| Exercise task |
Without changing a character, return the entries, but not the images they hold.

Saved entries
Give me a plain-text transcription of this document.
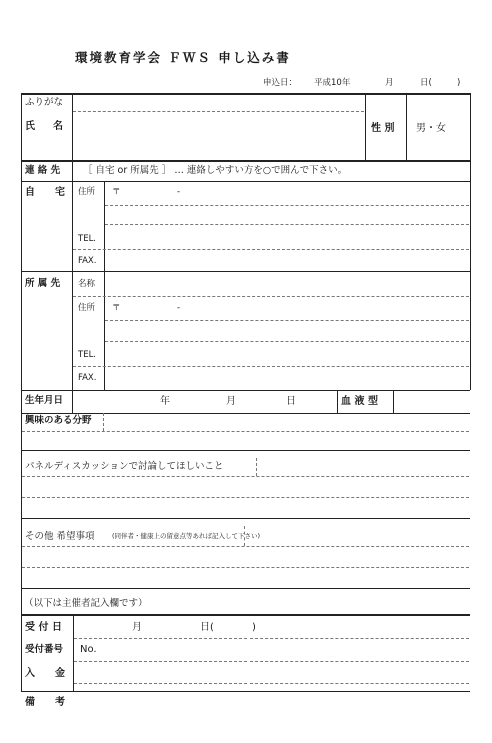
環境教育学会 ＦＷＳ 申し込み書
申込日： 平成10年	月	日(	)
ふりがな
氏　名	性 別 男・女
連 絡 先 ［ 自宅 or 所属先 ］ … 連絡しやすい方を○で囲んで下さい。
自　宅 住所 〒	-
TEL.
FAX.
所 属 先 名称
住所 〒	-
TEL.
FAX.
生年月日	年	月	日	血 液 型
興味のある分野
パネルディスカッションで討論してほしいこと
その他 希望事項	(同伴者・健康上の留意点等あれば記入して下さい)
（以下は主催者記入欄です）
受 付 日	月	日(	)
受付番号 No.
入　金
備　考
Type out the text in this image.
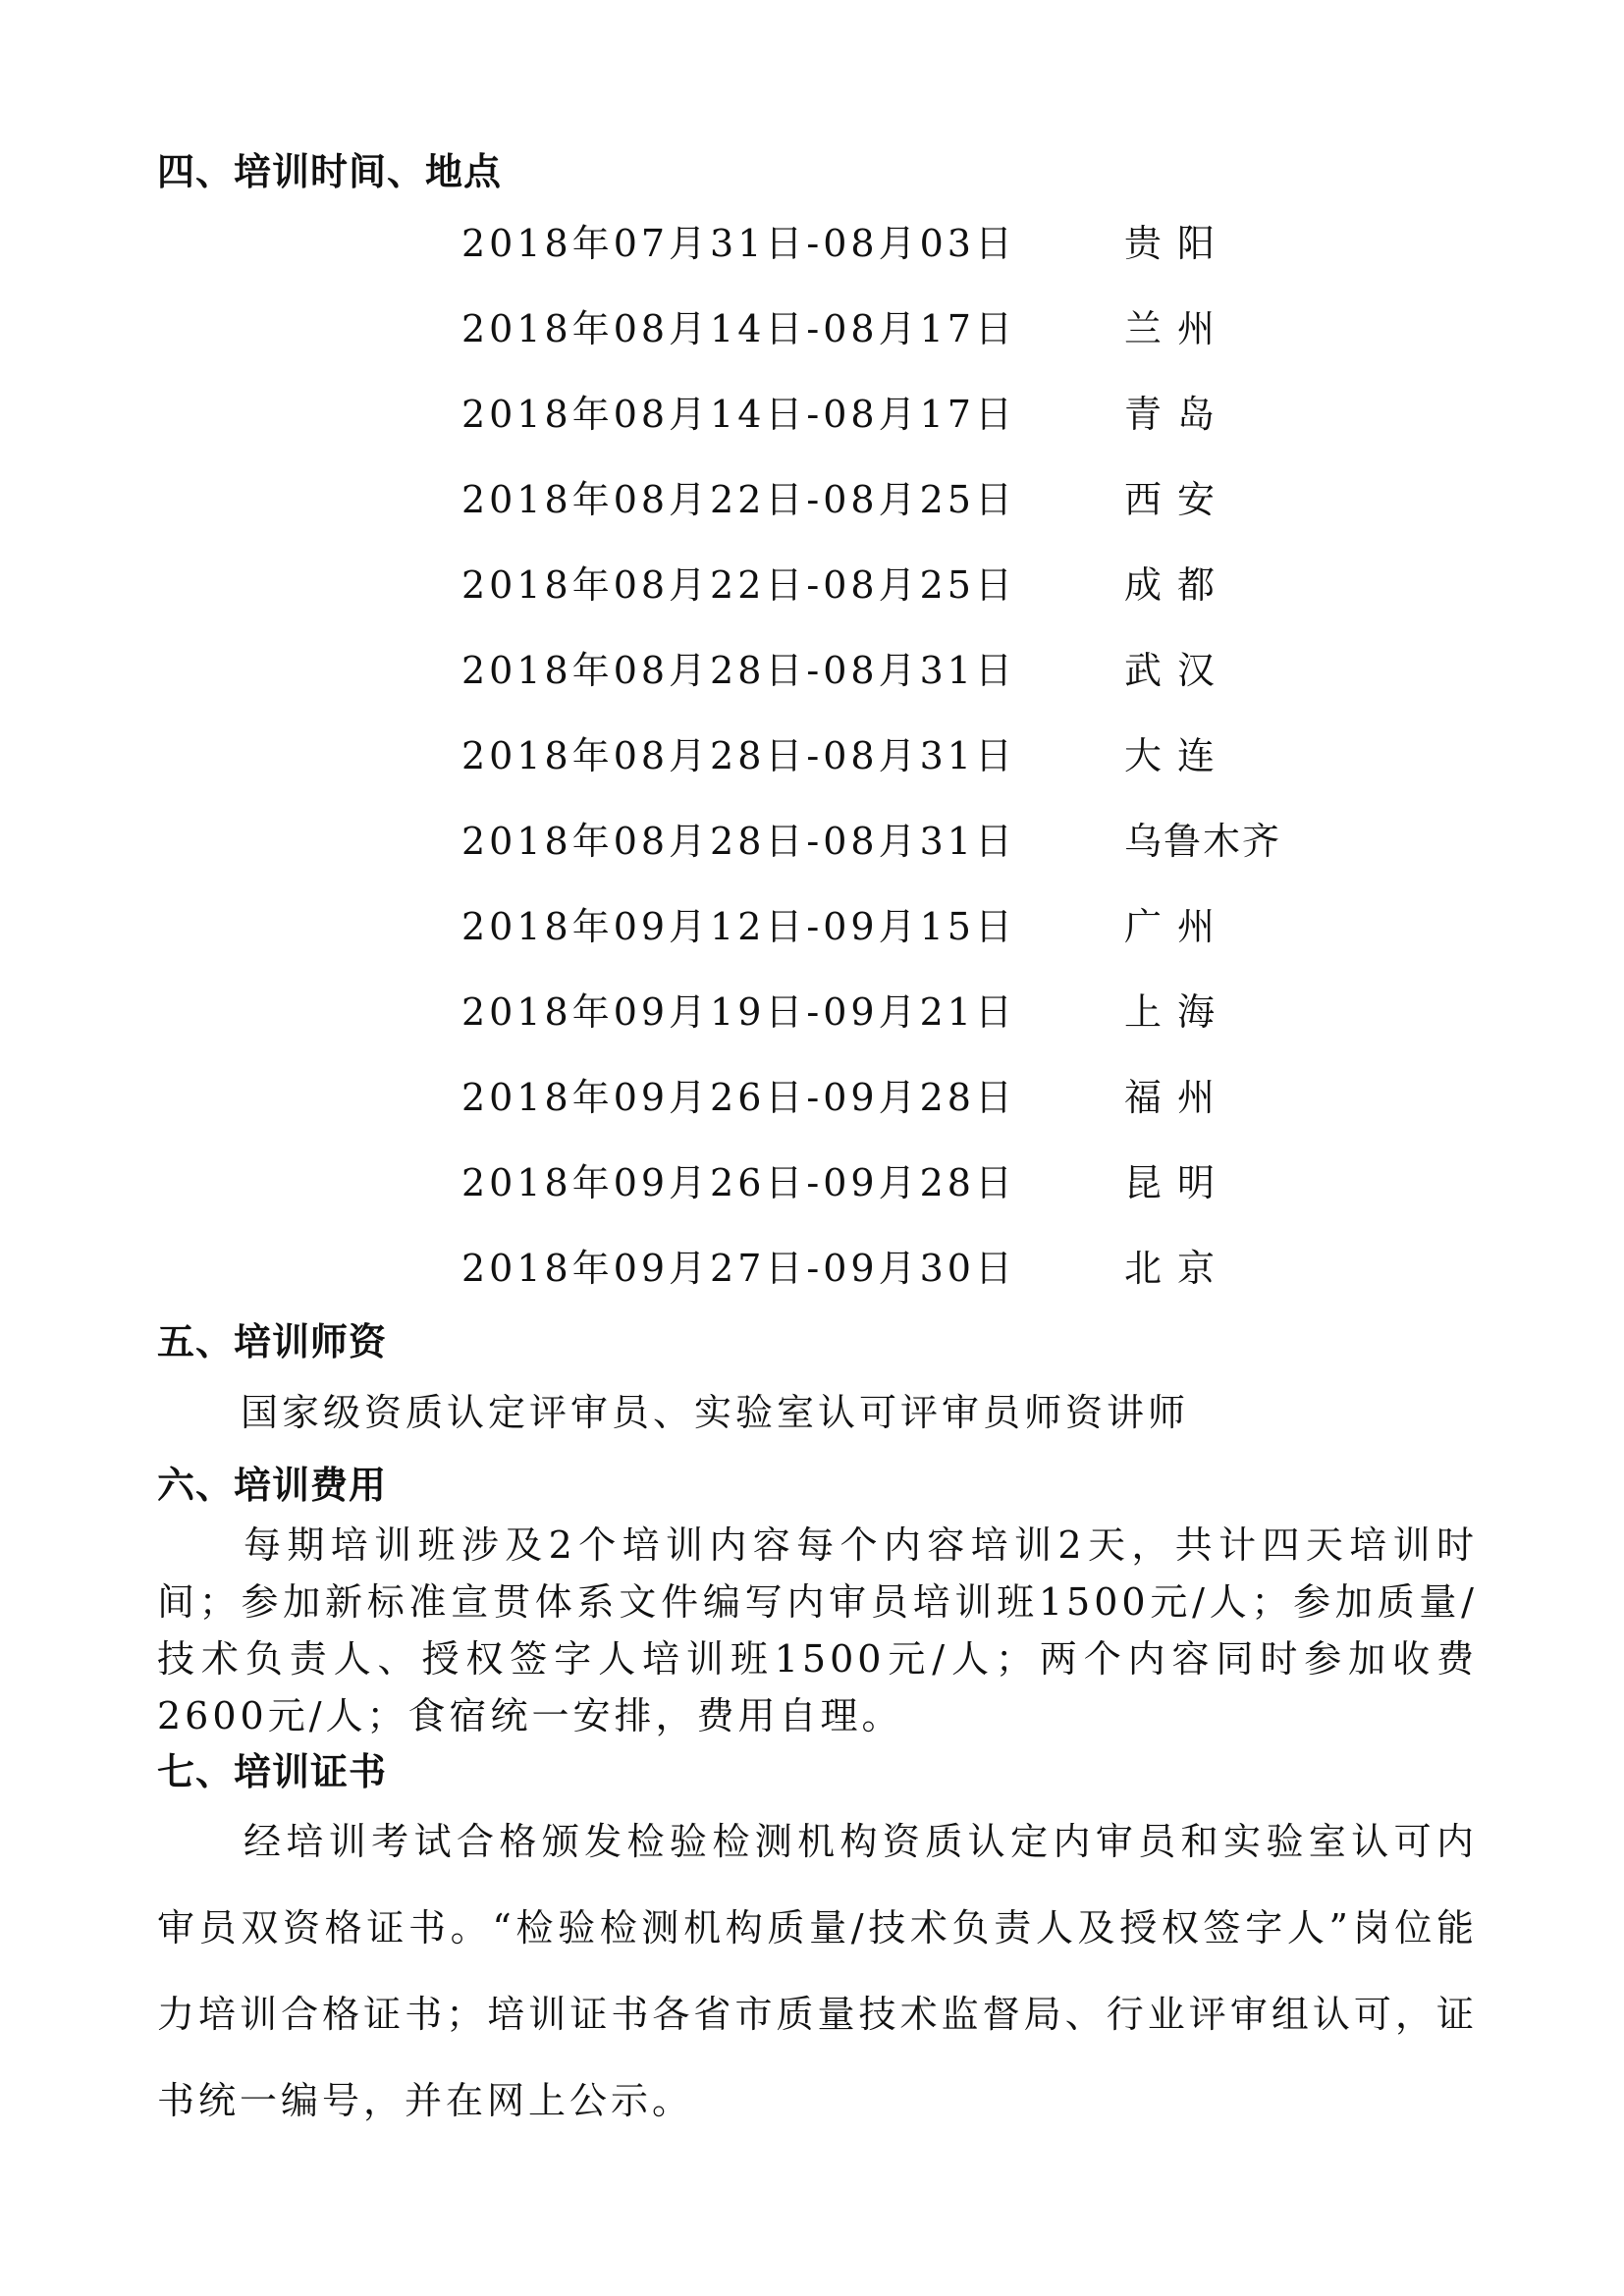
四、培训时间、地点
2018年07月31日-08月03日	贵阳
2018年08月14日-08月17日	兰州
2018年08月14日-08月17日	青岛
2018年08月22日-08月25日	西安
2018年08月22日-08月25日	成都
2018年08月28日-08月31日	武汉
2018年08月28日-08月31日	大连
2018年08月28日-08月31日	乌鲁木齐
2018年09月12日-09月15日	广州
2018年09月19日-09月21日	上海
2018年09月26日-09月28日	福州
2018年09月26日-09月28日	昆明
2018年09月27日-09月30日	北京
五、培训师资

国家级资质认定评审员、实验室认可评审员师资讲师

六、培训费用

每期培训班涉及2个培训内容每个内容培训2天，共计四天培训时间；参加新标准宣贯体系文件编写内审员培训班1500元/人；参加质量/技术负责人、授权签字人培训班1500元/人；两个内容同时参加收费2600元/人；食宿统一安排，费用自理。

七、培训证书

经培训考试合格颁发检验检测机构资质认定内审员和实验室认可内审员双资格证书。“检验检测机构质量/技术负责人及授权签字人”岗位能力培训合格证书；培训证书各省市质量技术监督局、行业评审组认可，证书统一编号，并在网上公示。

| Reply |
Give me a plain-text transcription of this document.
環境教育学会 ＦＷＳ 申し込み書
申込日： 平成10年	月	日(	)
ふりがな
氏　名	性 別 男・女
連 絡 先 ［ 自宅 or 所属先 ］ … 連絡しやすい方を○で囲んで下さい。
自　宅 住所 〒	-
TEL.
FAX.
所 属 先 名称
住所 〒	-
TEL.
FAX.
生年月日	年	月	日	血 液 型
興味のある分野
パネルディスカッションで討論してほしいこと
その他 希望事項	(同伴者・健康上の留意点等あれば記入して下さい)
（以下は主催者記入欄です）
受 付 日	月	日(	)
受付番号 No.
入　金
備　考
Type out the text in this image.
四、培训时间、地点
2018年07月31日-08月03日	贵阳
2018年08月14日-08月17日	兰州
2018年08月14日-08月17日	青岛
2018年08月22日-08月25日	西安
2018年08月22日-08月25日	成都
2018年08月28日-08月31日	武汉
2018年08月28日-08月31日	大连
2018年08月28日-08月31日	乌鲁木齐
2018年09月12日-09月15日	广州
2018年09月19日-09月21日	上海
2018年09月26日-09月28日	福州
2018年09月26日-09月28日	昆明
2018年09月27日-09月30日	北京
五、培训师资

国家级资质认定评审员、实验室认可评审员师资讲师

六、培训费用

每期培训班涉及2个培训内容每个内容培训2天，共计四天培训时间；参加新标准宣贯体系文件编写内审员培训班1500元/人；参加质量/技术负责人、授权签字人培训班1500元/人；两个内容同时参加收费2600元/人；食宿统一安排，费用自理。

七、培训证书

经培训考试合格颁发检验检测机构资质认定内审员和实验室认可内审员双资格证书。“检验检测机构质量/技术负责人及授权签字人”岗位能力培训合格证书；培训证书各省市质量技术监督局、行业评审组认可，证书统一编号，并在网上公示。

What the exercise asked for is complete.